* Start DATASET RECORDS *

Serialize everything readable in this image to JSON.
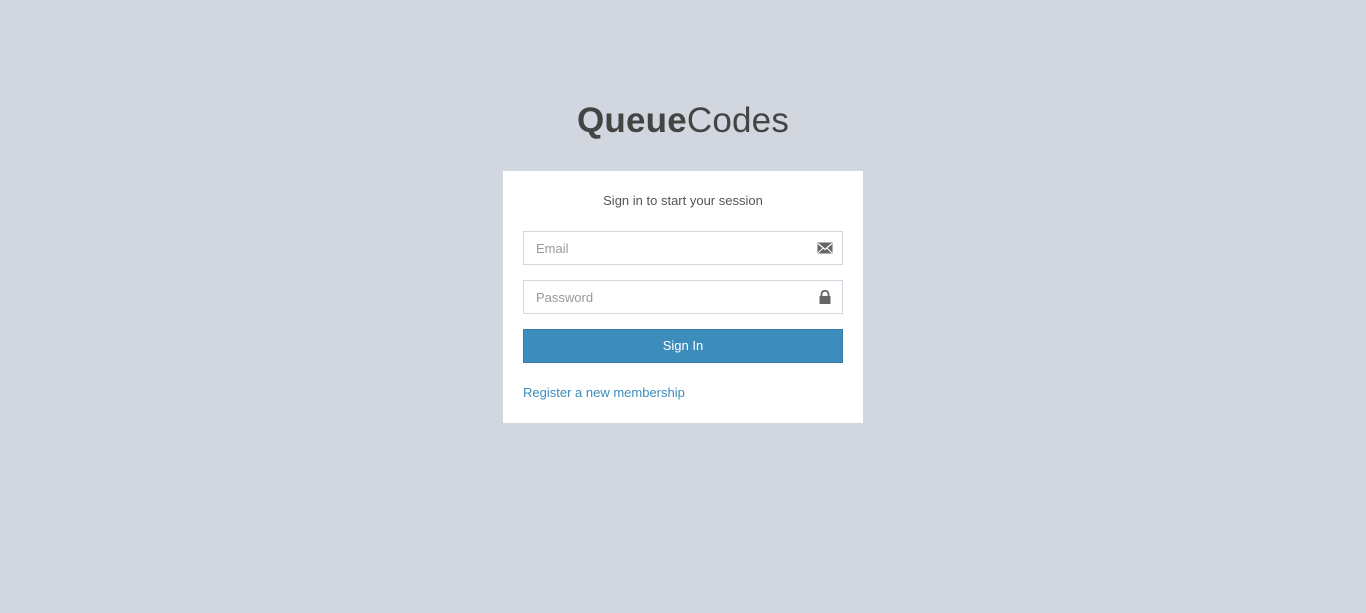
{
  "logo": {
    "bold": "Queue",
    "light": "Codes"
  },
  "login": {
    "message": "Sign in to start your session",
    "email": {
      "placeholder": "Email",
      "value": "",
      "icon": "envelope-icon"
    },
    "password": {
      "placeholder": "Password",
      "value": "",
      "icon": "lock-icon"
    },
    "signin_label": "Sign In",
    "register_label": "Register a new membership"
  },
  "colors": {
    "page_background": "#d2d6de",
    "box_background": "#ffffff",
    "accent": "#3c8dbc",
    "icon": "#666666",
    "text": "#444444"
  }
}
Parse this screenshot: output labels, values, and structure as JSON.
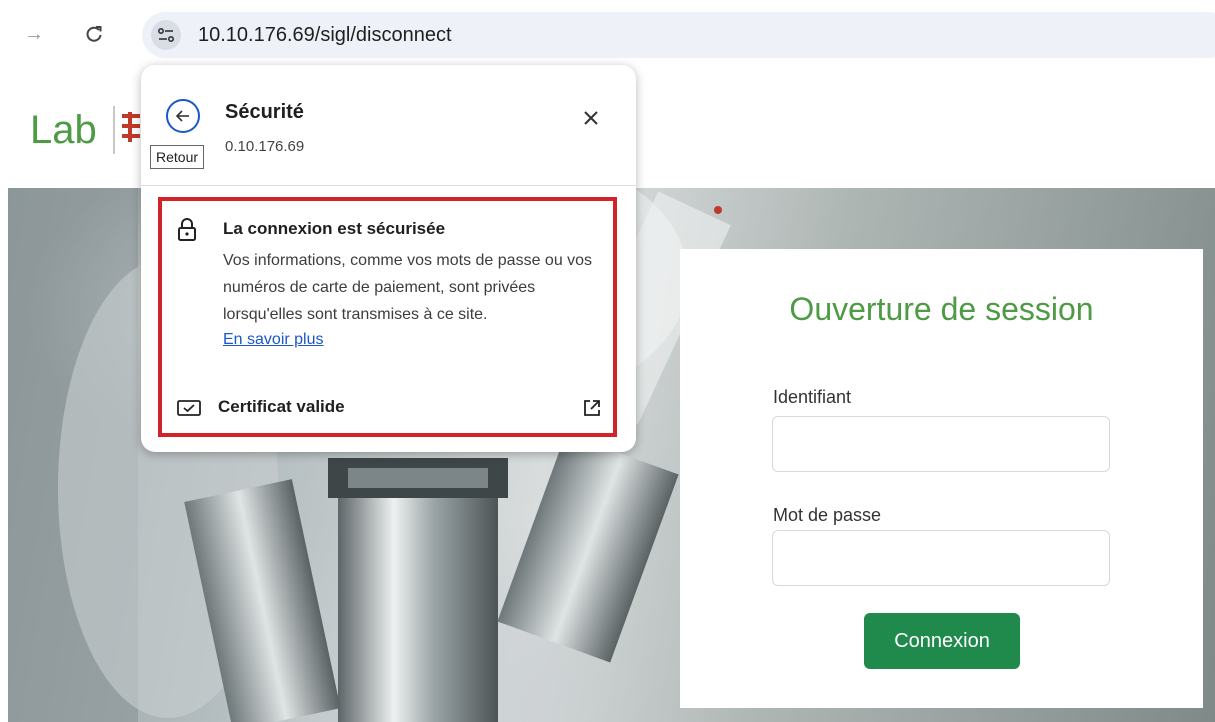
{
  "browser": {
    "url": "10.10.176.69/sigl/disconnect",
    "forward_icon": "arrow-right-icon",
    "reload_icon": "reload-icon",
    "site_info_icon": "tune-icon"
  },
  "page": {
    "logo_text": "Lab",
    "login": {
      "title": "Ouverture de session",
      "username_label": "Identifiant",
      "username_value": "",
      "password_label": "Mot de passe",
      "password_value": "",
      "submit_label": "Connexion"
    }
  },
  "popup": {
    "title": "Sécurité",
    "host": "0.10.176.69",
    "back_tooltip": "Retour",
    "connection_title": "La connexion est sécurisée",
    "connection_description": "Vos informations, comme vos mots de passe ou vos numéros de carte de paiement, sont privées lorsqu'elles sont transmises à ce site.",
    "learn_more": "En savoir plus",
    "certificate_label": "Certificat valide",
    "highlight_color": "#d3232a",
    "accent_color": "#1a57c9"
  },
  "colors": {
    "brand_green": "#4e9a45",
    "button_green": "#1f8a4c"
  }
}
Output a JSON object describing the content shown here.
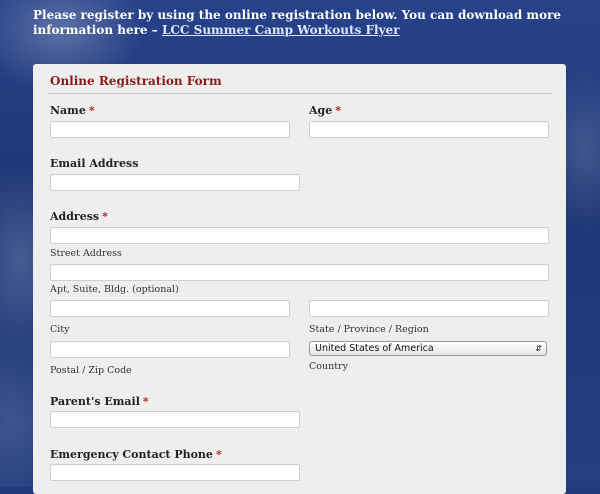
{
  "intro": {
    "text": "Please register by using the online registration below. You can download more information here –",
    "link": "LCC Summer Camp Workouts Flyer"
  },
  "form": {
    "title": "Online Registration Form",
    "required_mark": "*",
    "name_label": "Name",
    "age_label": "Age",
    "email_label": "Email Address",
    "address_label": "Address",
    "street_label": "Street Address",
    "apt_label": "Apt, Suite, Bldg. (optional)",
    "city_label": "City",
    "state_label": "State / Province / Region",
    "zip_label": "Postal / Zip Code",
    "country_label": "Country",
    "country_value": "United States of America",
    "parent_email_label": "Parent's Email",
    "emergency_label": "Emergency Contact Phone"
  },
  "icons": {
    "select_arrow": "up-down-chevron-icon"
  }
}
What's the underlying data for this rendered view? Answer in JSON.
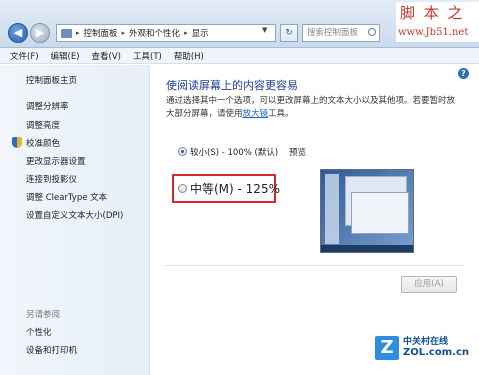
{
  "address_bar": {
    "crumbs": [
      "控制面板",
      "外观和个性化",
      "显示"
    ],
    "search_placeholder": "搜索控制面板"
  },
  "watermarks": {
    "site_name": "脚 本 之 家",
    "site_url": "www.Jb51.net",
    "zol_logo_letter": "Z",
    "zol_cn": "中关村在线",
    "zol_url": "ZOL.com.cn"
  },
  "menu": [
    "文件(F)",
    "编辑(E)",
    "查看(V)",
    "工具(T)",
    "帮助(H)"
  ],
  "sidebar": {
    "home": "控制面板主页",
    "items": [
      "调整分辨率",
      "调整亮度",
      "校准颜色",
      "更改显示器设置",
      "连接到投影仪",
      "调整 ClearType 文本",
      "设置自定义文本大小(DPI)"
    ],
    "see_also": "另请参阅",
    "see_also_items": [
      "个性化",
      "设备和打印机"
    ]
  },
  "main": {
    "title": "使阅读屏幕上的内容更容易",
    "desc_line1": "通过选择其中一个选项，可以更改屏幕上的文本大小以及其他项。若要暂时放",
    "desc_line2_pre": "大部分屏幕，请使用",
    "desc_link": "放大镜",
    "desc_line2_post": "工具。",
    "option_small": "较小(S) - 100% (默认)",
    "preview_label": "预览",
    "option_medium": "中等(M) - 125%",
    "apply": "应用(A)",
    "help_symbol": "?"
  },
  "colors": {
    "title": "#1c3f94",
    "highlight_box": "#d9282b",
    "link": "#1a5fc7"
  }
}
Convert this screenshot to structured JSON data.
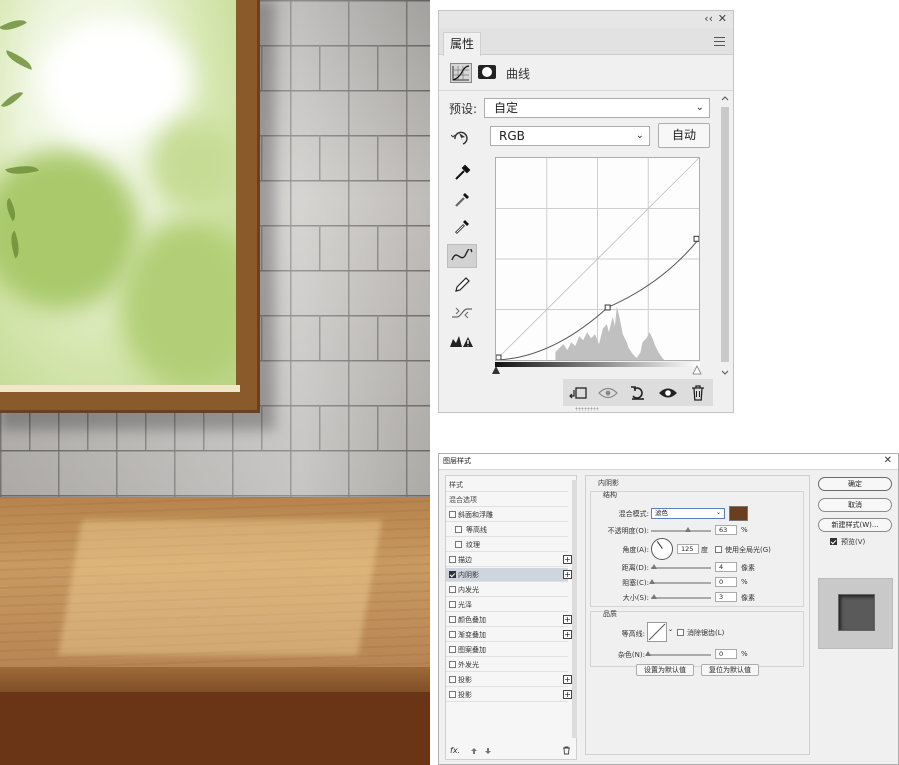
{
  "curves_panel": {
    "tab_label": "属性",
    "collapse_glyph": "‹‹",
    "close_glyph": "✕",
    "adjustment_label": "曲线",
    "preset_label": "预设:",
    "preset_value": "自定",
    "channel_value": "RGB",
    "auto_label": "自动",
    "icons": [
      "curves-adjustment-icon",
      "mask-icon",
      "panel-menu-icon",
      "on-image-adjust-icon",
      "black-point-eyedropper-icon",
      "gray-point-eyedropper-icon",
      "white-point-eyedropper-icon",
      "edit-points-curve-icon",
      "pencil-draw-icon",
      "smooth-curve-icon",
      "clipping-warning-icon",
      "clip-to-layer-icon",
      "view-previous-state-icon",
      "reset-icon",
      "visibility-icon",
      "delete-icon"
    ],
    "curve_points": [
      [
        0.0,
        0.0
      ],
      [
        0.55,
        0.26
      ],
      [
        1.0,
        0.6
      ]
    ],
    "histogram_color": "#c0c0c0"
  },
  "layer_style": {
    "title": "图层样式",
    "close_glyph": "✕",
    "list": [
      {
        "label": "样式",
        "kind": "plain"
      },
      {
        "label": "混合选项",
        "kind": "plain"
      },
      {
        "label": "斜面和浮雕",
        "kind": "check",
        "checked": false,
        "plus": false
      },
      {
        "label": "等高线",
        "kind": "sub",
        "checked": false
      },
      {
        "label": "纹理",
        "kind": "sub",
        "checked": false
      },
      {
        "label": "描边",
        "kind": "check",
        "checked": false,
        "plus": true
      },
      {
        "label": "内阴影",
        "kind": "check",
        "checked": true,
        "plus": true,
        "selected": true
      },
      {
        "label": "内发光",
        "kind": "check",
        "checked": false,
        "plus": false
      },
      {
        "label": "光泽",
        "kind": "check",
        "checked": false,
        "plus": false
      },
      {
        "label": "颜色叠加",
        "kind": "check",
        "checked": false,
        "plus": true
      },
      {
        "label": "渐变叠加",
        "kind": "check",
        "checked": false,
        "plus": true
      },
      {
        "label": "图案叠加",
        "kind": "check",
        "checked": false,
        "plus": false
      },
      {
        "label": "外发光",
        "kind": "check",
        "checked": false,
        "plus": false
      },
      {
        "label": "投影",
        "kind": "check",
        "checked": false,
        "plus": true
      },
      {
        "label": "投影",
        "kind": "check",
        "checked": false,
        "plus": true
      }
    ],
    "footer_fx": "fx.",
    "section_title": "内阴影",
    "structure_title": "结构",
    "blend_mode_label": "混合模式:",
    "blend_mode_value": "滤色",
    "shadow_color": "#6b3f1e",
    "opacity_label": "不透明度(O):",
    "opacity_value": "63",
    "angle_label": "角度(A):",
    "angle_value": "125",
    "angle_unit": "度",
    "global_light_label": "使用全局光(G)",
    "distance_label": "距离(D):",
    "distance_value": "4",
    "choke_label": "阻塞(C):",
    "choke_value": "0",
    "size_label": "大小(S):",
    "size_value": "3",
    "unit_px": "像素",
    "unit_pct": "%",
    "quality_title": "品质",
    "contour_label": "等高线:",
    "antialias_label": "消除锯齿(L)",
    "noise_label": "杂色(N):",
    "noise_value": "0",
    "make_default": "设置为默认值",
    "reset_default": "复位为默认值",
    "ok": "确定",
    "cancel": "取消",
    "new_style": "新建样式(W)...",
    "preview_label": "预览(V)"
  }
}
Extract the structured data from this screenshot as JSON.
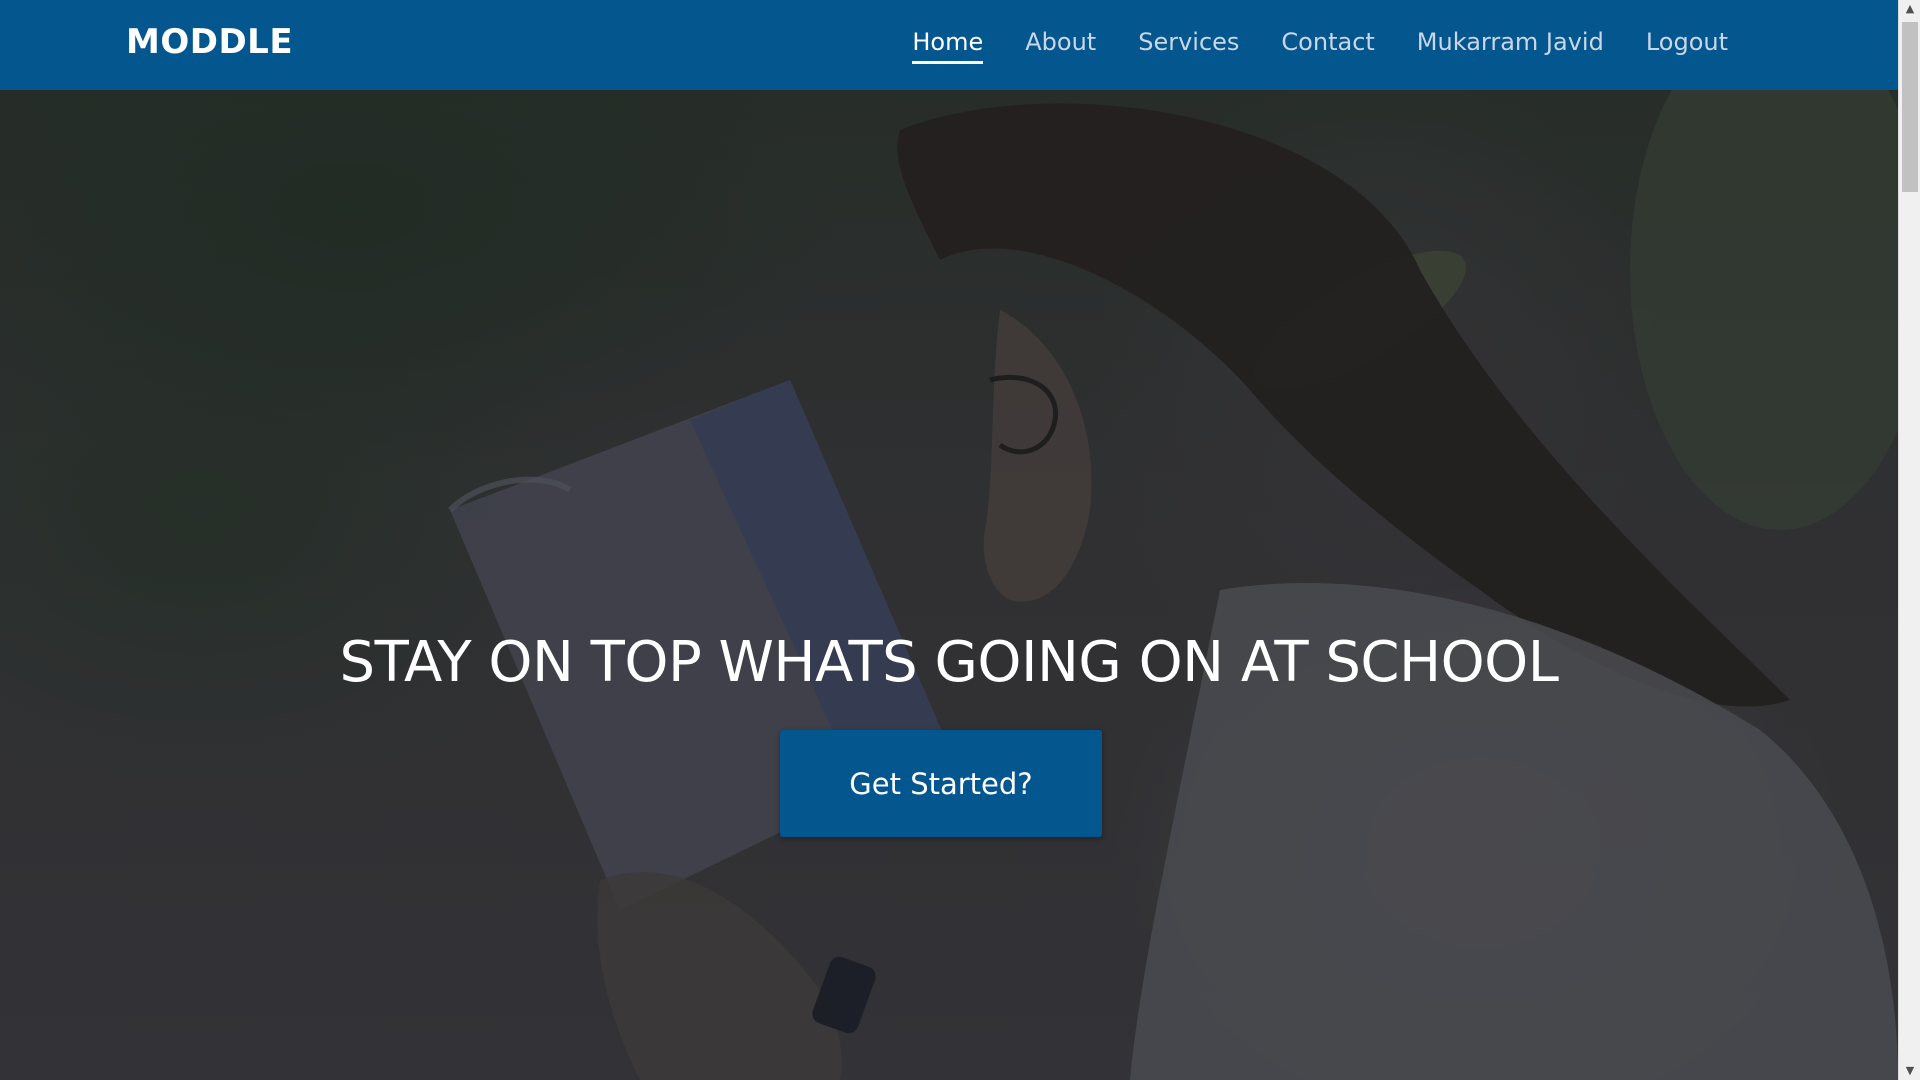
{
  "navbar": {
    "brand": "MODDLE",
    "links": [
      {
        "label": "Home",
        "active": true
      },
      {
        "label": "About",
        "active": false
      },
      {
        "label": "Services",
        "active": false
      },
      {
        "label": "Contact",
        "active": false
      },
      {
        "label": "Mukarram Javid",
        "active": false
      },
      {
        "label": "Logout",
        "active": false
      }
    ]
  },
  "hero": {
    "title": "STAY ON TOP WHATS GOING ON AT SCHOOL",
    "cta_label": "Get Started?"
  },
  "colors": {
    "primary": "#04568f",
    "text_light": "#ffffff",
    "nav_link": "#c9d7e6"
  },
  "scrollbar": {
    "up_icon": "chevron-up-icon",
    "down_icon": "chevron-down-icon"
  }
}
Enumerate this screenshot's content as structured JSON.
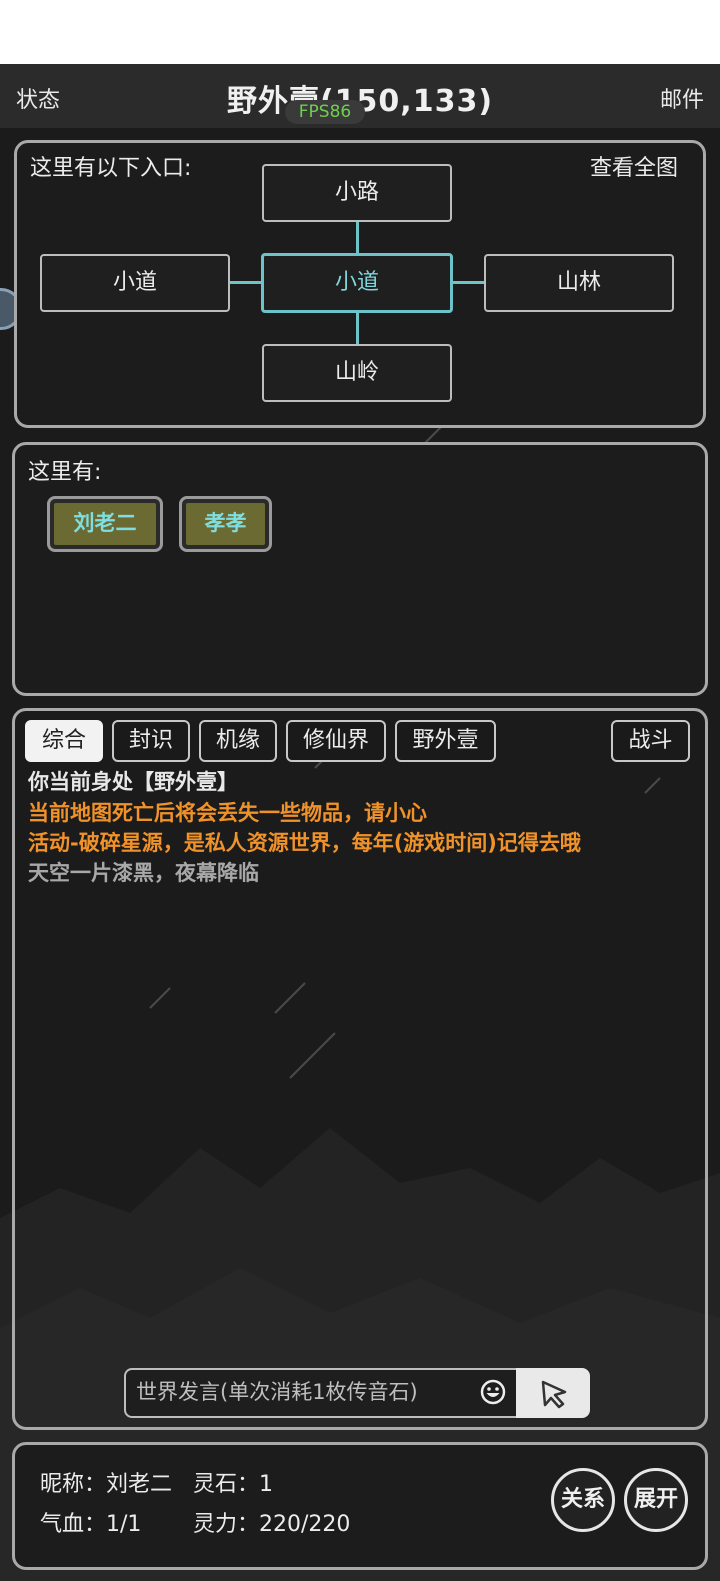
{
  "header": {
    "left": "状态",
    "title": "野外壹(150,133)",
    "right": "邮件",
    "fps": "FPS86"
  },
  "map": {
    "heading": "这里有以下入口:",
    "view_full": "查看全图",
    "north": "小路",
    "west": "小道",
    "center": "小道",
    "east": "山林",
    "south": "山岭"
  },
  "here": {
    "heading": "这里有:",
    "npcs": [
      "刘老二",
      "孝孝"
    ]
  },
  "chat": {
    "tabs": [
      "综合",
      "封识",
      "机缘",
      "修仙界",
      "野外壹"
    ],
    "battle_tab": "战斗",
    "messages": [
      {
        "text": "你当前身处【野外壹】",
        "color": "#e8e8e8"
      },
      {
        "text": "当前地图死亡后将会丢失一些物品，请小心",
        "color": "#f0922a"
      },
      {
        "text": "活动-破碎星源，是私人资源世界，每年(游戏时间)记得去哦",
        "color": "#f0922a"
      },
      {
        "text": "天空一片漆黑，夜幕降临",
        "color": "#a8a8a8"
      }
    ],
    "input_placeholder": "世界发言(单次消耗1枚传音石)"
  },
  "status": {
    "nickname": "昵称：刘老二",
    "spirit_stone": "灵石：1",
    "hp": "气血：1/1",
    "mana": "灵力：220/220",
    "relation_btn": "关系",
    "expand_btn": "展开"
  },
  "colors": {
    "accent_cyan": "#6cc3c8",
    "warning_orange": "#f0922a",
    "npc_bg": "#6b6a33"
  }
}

* End DATASET RECORDS *

Show the lines of the material that contain the word "here".

Output a JSON object describing the content shown here.
    "text": "Please register by using the online registration below. You can download more information here –",
  "here": {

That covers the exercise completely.